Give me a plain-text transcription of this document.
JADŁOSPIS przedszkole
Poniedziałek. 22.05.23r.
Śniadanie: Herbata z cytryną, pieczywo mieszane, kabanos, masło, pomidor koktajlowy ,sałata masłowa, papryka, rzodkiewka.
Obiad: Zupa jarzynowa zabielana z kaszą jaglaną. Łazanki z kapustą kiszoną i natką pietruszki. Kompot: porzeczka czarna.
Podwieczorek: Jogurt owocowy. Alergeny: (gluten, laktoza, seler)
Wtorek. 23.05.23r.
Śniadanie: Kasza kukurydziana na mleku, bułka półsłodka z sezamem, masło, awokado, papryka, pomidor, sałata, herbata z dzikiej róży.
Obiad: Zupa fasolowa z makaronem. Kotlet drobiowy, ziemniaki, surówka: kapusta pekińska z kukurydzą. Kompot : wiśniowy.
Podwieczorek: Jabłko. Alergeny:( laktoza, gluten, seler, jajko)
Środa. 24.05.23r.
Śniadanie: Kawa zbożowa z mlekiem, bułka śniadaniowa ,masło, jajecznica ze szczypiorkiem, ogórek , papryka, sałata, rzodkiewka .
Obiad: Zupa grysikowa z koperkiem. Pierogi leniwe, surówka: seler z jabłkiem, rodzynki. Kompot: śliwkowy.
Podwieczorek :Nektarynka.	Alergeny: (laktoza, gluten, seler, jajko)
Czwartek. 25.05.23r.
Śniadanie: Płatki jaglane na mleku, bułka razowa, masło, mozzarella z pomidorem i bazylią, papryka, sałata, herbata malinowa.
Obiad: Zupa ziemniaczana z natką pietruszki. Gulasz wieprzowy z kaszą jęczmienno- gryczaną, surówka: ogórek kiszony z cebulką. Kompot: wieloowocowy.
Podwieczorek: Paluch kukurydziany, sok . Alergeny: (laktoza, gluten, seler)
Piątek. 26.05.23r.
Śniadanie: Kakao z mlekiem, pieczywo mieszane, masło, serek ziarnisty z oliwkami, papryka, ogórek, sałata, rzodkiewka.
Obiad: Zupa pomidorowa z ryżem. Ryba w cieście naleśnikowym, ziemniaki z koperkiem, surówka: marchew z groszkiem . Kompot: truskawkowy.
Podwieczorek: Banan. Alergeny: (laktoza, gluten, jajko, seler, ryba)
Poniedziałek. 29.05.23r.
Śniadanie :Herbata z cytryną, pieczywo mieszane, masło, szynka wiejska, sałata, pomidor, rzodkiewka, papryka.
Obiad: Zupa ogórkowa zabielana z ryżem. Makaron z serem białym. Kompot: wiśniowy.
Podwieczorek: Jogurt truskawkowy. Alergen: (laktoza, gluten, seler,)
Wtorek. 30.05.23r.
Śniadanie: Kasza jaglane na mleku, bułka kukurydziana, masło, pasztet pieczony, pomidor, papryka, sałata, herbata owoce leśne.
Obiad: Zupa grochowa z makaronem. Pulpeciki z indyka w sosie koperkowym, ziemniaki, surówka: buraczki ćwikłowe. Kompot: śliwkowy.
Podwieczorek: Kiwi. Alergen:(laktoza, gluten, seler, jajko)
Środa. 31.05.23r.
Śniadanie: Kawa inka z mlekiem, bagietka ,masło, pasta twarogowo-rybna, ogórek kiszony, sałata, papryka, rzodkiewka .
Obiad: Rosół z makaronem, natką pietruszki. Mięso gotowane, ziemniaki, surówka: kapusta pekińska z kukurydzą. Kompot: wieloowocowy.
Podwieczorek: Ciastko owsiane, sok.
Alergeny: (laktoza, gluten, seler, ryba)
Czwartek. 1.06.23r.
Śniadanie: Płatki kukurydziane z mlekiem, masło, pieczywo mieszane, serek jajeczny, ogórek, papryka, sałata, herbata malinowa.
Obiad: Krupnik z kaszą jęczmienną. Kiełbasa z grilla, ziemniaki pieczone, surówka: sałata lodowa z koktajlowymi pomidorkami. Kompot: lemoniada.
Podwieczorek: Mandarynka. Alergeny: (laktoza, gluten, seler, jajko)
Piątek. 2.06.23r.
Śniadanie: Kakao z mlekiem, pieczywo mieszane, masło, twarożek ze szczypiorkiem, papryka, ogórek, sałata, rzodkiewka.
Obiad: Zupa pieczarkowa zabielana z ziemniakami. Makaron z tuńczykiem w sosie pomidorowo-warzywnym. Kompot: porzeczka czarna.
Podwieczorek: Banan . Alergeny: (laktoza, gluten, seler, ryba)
····················
- **THE EXERCISE**
Show every line from the listing above in which the string "Kakao" appears.

- **ANSWER FOR THE TASK**
Śniadanie: Kakao z mlekiem, pieczywo mieszane, masło, serek ziarnisty z oliwkami, papryka, ogórek, sałata, rzodkiewka.
Śniadanie: Kakao z mlekiem, pieczywo mieszane, masło, twarożek ze szczypiorkiem, papryka, ogórek, sałata, rzodkiewka.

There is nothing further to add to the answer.